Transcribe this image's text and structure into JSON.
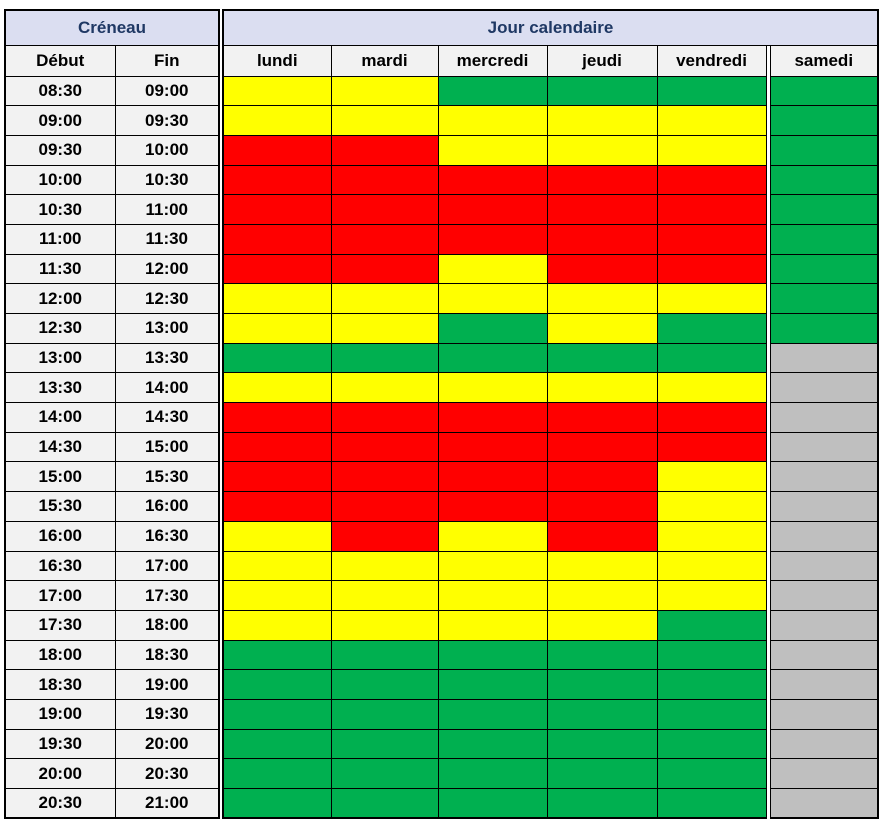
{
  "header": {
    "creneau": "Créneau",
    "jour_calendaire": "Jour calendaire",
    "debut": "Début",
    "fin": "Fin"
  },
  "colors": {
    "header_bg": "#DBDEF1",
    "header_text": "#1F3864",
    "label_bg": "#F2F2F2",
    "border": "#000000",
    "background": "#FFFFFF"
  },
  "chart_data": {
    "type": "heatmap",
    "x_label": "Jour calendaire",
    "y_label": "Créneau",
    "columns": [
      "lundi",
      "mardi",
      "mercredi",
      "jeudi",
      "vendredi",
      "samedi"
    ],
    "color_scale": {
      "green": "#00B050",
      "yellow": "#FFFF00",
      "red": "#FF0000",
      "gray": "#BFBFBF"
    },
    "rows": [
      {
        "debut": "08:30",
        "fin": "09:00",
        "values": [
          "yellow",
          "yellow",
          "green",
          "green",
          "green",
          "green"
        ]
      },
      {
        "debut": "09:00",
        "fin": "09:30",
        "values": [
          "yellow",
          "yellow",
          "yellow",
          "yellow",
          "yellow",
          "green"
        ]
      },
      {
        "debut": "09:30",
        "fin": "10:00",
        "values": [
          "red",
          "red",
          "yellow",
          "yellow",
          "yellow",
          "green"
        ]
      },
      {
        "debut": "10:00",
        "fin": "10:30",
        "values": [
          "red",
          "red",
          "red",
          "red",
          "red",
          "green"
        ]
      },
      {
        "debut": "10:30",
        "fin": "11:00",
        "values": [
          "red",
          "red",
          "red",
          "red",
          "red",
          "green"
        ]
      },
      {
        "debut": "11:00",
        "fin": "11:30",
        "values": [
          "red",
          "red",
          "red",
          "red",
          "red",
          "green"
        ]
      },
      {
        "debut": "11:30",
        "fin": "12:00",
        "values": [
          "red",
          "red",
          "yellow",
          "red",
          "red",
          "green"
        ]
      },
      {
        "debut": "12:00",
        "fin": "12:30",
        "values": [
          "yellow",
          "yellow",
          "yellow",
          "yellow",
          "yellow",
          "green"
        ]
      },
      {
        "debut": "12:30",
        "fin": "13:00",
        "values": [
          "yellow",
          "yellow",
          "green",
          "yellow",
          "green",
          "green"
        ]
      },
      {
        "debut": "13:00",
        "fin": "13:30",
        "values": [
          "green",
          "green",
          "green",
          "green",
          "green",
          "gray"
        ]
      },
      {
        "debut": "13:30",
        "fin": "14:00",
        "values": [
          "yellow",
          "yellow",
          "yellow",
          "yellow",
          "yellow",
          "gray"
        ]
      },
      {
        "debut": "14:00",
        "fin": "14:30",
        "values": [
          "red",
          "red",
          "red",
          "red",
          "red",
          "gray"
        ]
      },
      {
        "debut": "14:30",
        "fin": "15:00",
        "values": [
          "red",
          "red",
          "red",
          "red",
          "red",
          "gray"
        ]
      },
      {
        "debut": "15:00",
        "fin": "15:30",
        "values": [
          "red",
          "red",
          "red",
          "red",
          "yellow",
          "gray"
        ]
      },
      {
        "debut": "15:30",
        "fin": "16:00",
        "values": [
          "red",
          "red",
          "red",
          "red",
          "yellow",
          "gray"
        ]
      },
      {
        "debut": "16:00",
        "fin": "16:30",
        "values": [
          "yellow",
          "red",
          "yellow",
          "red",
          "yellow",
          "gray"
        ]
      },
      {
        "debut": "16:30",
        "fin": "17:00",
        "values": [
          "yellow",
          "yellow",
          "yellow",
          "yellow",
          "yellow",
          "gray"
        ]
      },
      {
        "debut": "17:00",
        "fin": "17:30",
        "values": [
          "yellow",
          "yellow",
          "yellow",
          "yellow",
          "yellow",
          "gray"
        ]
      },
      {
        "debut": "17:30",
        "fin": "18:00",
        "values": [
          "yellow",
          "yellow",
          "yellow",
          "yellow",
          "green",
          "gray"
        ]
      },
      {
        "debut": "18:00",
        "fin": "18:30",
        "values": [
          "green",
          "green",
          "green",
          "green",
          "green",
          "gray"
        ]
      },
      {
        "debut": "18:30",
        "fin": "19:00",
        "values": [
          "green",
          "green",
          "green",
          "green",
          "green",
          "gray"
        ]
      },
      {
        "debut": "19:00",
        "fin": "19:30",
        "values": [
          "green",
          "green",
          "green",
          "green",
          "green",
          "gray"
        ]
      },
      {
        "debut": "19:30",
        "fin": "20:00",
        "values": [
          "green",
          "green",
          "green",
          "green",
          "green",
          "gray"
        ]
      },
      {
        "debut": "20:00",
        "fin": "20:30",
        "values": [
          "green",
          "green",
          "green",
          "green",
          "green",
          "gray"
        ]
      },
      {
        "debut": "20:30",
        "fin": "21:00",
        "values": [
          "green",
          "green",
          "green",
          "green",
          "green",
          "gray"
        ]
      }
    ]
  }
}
- - - - -
◆ Written exercise
Pictures stay out; reproduce every line of the records exactly.

◆ Output below
Transcribe this image's text and structure into JSON.
{
  "header": {
    "creneau": "Créneau",
    "jour_calendaire": "Jour calendaire",
    "debut": "Début",
    "fin": "Fin"
  },
  "colors": {
    "header_bg": "#DBDEF1",
    "header_text": "#1F3864",
    "label_bg": "#F2F2F2",
    "border": "#000000",
    "background": "#FFFFFF"
  },
  "chart_data": {
    "type": "heatmap",
    "x_label": "Jour calendaire",
    "y_label": "Créneau",
    "columns": [
      "lundi",
      "mardi",
      "mercredi",
      "jeudi",
      "vendredi",
      "samedi"
    ],
    "color_scale": {
      "green": "#00B050",
      "yellow": "#FFFF00",
      "red": "#FF0000",
      "gray": "#BFBFBF"
    },
    "rows": [
      {
        "debut": "08:30",
        "fin": "09:00",
        "values": [
          "yellow",
          "yellow",
          "green",
          "green",
          "green",
          "green"
        ]
      },
      {
        "debut": "09:00",
        "fin": "09:30",
        "values": [
          "yellow",
          "yellow",
          "yellow",
          "yellow",
          "yellow",
          "green"
        ]
      },
      {
        "debut": "09:30",
        "fin": "10:00",
        "values": [
          "red",
          "red",
          "yellow",
          "yellow",
          "yellow",
          "green"
        ]
      },
      {
        "debut": "10:00",
        "fin": "10:30",
        "values": [
          "red",
          "red",
          "red",
          "red",
          "red",
          "green"
        ]
      },
      {
        "debut": "10:30",
        "fin": "11:00",
        "values": [
          "red",
          "red",
          "red",
          "red",
          "red",
          "green"
        ]
      },
      {
        "debut": "11:00",
        "fin": "11:30",
        "values": [
          "red",
          "red",
          "red",
          "red",
          "red",
          "green"
        ]
      },
      {
        "debut": "11:30",
        "fin": "12:00",
        "values": [
          "red",
          "red",
          "yellow",
          "red",
          "red",
          "green"
        ]
      },
      {
        "debut": "12:00",
        "fin": "12:30",
        "values": [
          "yellow",
          "yellow",
          "yellow",
          "yellow",
          "yellow",
          "green"
        ]
      },
      {
        "debut": "12:30",
        "fin": "13:00",
        "values": [
          "yellow",
          "yellow",
          "green",
          "yellow",
          "green",
          "green"
        ]
      },
      {
        "debut": "13:00",
        "fin": "13:30",
        "values": [
          "green",
          "green",
          "green",
          "green",
          "green",
          "gray"
        ]
      },
      {
        "debut": "13:30",
        "fin": "14:00",
        "values": [
          "yellow",
          "yellow",
          "yellow",
          "yellow",
          "yellow",
          "gray"
        ]
      },
      {
        "debut": "14:00",
        "fin": "14:30",
        "values": [
          "red",
          "red",
          "red",
          "red",
          "red",
          "gray"
        ]
      },
      {
        "debut": "14:30",
        "fin": "15:00",
        "values": [
          "red",
          "red",
          "red",
          "red",
          "red",
          "gray"
        ]
      },
      {
        "debut": "15:00",
        "fin": "15:30",
        "values": [
          "red",
          "red",
          "red",
          "red",
          "yellow",
          "gray"
        ]
      },
      {
        "debut": "15:30",
        "fin": "16:00",
        "values": [
          "red",
          "red",
          "red",
          "red",
          "yellow",
          "gray"
        ]
      },
      {
        "debut": "16:00",
        "fin": "16:30",
        "values": [
          "yellow",
          "red",
          "yellow",
          "red",
          "yellow",
          "gray"
        ]
      },
      {
        "debut": "16:30",
        "fin": "17:00",
        "values": [
          "yellow",
          "yellow",
          "yellow",
          "yellow",
          "yellow",
          "gray"
        ]
      },
      {
        "debut": "17:00",
        "fin": "17:30",
        "values": [
          "yellow",
          "yellow",
          "yellow",
          "yellow",
          "yellow",
          "gray"
        ]
      },
      {
        "debut": "17:30",
        "fin": "18:00",
        "values": [
          "yellow",
          "yellow",
          "yellow",
          "yellow",
          "green",
          "gray"
        ]
      },
      {
        "debut": "18:00",
        "fin": "18:30",
        "values": [
          "green",
          "green",
          "green",
          "green",
          "green",
          "gray"
        ]
      },
      {
        "debut": "18:30",
        "fin": "19:00",
        "values": [
          "green",
          "green",
          "green",
          "green",
          "green",
          "gray"
        ]
      },
      {
        "debut": "19:00",
        "fin": "19:30",
        "values": [
          "green",
          "green",
          "green",
          "green",
          "green",
          "gray"
        ]
      },
      {
        "debut": "19:30",
        "fin": "20:00",
        "values": [
          "green",
          "green",
          "green",
          "green",
          "green",
          "gray"
        ]
      },
      {
        "debut": "20:00",
        "fin": "20:30",
        "values": [
          "green",
          "green",
          "green",
          "green",
          "green",
          "gray"
        ]
      },
      {
        "debut": "20:30",
        "fin": "21:00",
        "values": [
          "green",
          "green",
          "green",
          "green",
          "green",
          "gray"
        ]
      }
    ]
  }
}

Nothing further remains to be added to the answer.